YOUR GOAL
Copy whichever lines contain the string "concentration".

----- DATA SHOWN

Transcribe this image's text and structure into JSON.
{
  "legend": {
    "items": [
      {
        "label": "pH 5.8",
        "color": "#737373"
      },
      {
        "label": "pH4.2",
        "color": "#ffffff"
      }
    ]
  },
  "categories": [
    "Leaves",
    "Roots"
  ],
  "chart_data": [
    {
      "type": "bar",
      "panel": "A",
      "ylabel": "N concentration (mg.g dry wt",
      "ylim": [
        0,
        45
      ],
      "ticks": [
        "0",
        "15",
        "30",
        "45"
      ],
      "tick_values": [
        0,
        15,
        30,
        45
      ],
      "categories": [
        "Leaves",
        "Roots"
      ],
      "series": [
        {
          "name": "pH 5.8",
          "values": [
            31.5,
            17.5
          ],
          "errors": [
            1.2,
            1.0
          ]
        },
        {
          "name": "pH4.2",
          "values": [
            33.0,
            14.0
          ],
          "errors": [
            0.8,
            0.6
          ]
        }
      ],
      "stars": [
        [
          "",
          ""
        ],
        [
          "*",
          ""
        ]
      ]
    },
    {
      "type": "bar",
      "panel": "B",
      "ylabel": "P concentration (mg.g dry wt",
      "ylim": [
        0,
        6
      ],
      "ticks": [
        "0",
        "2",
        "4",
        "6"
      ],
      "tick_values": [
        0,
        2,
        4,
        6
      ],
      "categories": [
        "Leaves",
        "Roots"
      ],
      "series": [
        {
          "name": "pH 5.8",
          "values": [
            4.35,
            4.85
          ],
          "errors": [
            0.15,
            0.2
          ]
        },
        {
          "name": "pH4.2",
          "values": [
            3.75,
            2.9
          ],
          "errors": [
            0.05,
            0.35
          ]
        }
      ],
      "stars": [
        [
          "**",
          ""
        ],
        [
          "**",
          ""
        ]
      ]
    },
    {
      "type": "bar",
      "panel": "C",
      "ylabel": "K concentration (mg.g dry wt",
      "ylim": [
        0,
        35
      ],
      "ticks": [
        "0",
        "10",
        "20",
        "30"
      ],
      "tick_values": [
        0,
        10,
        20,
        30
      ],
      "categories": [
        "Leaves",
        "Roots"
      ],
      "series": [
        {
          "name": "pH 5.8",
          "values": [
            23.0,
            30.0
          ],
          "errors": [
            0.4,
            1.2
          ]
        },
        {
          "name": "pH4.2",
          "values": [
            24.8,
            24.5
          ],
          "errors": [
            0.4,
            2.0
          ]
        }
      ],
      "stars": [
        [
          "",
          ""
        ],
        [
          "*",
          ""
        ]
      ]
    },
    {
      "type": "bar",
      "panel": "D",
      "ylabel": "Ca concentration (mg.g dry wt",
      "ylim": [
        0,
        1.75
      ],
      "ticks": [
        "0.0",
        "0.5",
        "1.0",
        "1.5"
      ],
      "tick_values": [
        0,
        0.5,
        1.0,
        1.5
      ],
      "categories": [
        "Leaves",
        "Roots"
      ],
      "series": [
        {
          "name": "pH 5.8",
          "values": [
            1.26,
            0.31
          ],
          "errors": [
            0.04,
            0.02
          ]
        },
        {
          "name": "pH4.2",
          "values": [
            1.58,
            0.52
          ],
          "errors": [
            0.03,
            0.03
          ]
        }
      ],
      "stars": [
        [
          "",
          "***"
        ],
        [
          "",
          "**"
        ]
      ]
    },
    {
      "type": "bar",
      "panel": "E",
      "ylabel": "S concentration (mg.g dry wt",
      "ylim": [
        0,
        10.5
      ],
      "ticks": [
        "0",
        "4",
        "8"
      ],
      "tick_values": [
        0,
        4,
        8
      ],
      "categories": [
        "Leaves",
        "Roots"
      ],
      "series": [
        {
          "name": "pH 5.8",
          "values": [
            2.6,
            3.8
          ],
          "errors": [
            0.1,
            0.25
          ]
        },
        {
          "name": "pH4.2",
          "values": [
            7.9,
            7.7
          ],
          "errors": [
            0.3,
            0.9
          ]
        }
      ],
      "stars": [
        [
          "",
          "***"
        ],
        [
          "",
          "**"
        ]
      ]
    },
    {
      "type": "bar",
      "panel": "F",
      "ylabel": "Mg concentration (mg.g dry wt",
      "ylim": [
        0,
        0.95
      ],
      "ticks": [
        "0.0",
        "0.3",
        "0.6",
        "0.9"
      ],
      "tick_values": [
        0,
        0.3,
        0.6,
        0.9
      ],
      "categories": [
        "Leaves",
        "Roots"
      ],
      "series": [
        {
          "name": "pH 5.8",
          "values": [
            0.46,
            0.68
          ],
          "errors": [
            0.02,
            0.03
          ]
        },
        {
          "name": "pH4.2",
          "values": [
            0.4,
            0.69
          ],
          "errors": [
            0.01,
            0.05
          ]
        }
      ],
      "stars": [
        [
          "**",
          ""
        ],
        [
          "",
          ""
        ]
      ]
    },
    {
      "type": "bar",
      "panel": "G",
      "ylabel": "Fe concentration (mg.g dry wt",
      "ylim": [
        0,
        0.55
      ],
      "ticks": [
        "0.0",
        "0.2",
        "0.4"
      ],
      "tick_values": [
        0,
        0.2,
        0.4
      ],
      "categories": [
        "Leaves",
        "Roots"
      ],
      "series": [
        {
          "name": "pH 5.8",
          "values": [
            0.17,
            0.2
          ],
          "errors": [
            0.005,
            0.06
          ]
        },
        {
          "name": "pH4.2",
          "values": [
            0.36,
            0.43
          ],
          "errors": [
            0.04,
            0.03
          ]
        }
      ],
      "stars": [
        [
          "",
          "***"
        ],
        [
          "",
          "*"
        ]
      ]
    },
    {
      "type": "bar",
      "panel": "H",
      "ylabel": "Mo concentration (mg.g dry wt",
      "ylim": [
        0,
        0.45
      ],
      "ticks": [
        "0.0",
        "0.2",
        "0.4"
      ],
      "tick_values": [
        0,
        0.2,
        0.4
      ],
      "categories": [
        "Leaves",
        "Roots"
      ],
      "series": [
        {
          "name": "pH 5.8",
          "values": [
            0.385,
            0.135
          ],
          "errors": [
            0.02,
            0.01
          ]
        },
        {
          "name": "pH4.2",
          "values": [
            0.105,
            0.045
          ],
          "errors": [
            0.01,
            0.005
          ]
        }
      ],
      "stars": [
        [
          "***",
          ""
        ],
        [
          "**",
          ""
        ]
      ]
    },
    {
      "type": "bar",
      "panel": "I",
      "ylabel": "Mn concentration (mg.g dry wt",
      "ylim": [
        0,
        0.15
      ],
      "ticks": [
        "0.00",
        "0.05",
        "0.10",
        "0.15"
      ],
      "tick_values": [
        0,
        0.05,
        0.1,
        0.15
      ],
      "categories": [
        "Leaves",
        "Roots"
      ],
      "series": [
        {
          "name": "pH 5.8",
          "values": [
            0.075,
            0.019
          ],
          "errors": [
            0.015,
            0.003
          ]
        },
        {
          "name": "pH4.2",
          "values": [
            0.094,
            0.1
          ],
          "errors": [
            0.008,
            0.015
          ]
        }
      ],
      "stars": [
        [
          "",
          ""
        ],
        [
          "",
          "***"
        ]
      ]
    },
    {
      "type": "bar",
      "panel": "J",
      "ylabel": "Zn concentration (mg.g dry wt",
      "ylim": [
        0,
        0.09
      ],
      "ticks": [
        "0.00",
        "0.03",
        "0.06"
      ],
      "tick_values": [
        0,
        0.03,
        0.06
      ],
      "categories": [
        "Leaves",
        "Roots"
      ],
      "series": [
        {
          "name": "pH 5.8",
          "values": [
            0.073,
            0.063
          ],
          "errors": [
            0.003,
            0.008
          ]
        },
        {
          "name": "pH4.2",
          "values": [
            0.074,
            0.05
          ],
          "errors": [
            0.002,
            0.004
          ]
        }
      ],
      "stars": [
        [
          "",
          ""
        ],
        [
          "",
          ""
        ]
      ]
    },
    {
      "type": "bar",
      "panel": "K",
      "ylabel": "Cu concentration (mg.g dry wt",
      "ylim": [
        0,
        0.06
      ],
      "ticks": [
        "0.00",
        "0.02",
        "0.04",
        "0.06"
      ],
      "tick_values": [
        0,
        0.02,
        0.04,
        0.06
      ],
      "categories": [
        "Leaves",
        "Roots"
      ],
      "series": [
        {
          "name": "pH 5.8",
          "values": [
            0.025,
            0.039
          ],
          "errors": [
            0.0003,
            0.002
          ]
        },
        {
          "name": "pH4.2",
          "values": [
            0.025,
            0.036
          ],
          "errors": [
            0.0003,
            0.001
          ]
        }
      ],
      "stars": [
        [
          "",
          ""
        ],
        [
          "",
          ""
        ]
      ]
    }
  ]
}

----------

RESPONSE TO THIS TASK
      "ylabel": "N concentration (mg.g dry wt",
      "ylabel": "P concentration (mg.g dry wt",
      "ylabel": "K concentration (mg.g dry wt",
      "ylabel": "Ca concentration (mg.g dry wt",
      "ylabel": "S concentration (mg.g dry wt",
      "ylabel": "Mg concentration (mg.g dry wt",
      "ylabel": "Fe concentration (mg.g dry wt",
      "ylabel": "Mo concentration (mg.g dry wt",
      "ylabel": "Mn concentration (mg.g dry wt",
      "ylabel": "Zn concentration (mg.g dry wt",
      "ylabel": "Cu concentration (mg.g dry wt",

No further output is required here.